Task brief ▸ Output the material beneath exactly, leaving nothing out.

Excerpt from a dataset ▸
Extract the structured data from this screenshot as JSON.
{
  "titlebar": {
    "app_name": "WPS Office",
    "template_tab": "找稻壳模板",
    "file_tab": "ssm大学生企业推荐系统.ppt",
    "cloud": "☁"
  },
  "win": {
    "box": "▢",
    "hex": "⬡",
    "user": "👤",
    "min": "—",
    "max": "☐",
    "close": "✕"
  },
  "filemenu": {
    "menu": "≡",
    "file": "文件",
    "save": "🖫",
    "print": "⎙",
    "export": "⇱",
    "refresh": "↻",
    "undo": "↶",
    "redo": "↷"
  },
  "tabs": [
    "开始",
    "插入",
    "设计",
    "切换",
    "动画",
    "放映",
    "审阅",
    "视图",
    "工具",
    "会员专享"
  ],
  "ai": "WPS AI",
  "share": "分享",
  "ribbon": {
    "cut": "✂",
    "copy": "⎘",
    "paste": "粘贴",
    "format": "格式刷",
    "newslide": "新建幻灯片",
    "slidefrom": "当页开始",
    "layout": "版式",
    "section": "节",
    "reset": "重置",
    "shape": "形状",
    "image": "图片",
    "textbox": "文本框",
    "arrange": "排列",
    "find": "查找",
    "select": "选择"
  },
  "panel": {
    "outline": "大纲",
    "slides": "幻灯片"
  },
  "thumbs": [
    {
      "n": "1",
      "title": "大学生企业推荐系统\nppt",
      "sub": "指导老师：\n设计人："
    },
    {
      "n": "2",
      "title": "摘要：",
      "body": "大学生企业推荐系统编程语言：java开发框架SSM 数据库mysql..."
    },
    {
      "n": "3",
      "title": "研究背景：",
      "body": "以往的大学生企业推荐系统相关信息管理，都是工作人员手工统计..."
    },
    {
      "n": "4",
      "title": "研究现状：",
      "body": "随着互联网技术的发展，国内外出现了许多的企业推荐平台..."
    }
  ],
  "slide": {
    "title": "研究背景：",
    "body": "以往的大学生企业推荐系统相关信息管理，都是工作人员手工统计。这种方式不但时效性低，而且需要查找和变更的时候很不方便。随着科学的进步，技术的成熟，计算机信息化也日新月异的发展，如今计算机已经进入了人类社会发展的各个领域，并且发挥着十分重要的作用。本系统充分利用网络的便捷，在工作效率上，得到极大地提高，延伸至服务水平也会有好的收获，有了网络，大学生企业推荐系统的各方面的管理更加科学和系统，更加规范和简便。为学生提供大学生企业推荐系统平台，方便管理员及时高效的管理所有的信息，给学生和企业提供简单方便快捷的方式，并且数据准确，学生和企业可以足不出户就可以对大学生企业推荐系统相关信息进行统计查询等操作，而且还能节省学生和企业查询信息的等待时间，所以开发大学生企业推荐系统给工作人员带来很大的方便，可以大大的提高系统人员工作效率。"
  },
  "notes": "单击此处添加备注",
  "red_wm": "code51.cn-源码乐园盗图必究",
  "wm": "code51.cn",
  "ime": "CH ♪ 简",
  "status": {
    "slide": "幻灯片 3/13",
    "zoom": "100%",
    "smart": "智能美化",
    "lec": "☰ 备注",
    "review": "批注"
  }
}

The response ▸
Extract the structured data from this screenshot as JSON.
{
  "titlebar": {
    "app_name": "WPS Office",
    "template_tab": "找稻壳模板",
    "file_tab": "ssm大学生企业推荐系统.ppt",
    "cloud": "☁"
  },
  "win": {
    "box": "▢",
    "hex": "⬡",
    "user": "👤",
    "min": "—",
    "max": "☐",
    "close": "✕"
  },
  "filemenu": {
    "menu": "≡",
    "file": "文件",
    "save": "🖫",
    "print": "⎙",
    "export": "⇱",
    "refresh": "↻",
    "undo": "↶",
    "redo": "↷"
  },
  "tabs": [
    "开始",
    "插入",
    "设计",
    "切换",
    "动画",
    "放映",
    "审阅",
    "视图",
    "工具",
    "会员专享"
  ],
  "ai": "WPS AI",
  "share": "分享",
  "ribbon": {
    "cut": "✂",
    "copy": "⎘",
    "paste": "粘贴",
    "format": "格式刷",
    "newslide": "新建幻灯片",
    "slidefrom": "当页开始",
    "layout": "版式",
    "section": "节",
    "reset": "重置",
    "shape": "形状",
    "image": "图片",
    "textbox": "文本框",
    "arrange": "排列",
    "find": "查找",
    "select": "选择"
  },
  "panel": {
    "outline": "大纲",
    "slides": "幻灯片"
  },
  "thumbs": [
    {
      "n": "1",
      "title": "大学生企业推荐系统\nppt",
      "sub": "指导老师：\n设计人："
    },
    {
      "n": "2",
      "title": "摘要：",
      "body": "大学生企业推荐系统编程语言：java开发框架SSM 数据库mysql..."
    },
    {
      "n": "3",
      "title": "研究背景：",
      "body": "以往的大学生企业推荐系统相关信息管理，都是工作人员手工统计..."
    },
    {
      "n": "4",
      "title": "研究现状：",
      "body": "随着互联网技术的发展，国内外出现了许多的企业推荐平台..."
    }
  ],
  "slide": {
    "title": "研究背景：",
    "body": "以往的大学生企业推荐系统相关信息管理，都是工作人员手工统计。这种方式不但时效性低，而且需要查找和变更的时候很不方便。随着科学的进步，技术的成熟，计算机信息化也日新月异的发展，如今计算机已经进入了人类社会发展的各个领域，并且发挥着十分重要的作用。本系统充分利用网络的便捷，在工作效率上，得到极大地提高，延伸至服务水平也会有好的收获，有了网络，大学生企业推荐系统的各方面的管理更加科学和系统，更加规范和简便。为学生提供大学生企业推荐系统平台，方便管理员及时高效的管理所有的信息，给学生和企业提供简单方便快捷的方式，并且数据准确，学生和企业可以足不出户就可以对大学生企业推荐系统相关信息进行统计查询等操作，而且还能节省学生和企业查询信息的等待时间，所以开发大学生企业推荐系统给工作人员带来很大的方便，可以大大的提高系统人员工作效率。"
  },
  "notes": "单击此处添加备注",
  "red_wm": "code51.cn-源码乐园盗图必究",
  "wm": "code51.cn",
  "ime": "CH ♪ 简",
  "status": {
    "slide": "幻灯片 3/13",
    "zoom": "100%",
    "smart": "智能美化",
    "lec": "☰ 备注",
    "review": "批注"
  }
}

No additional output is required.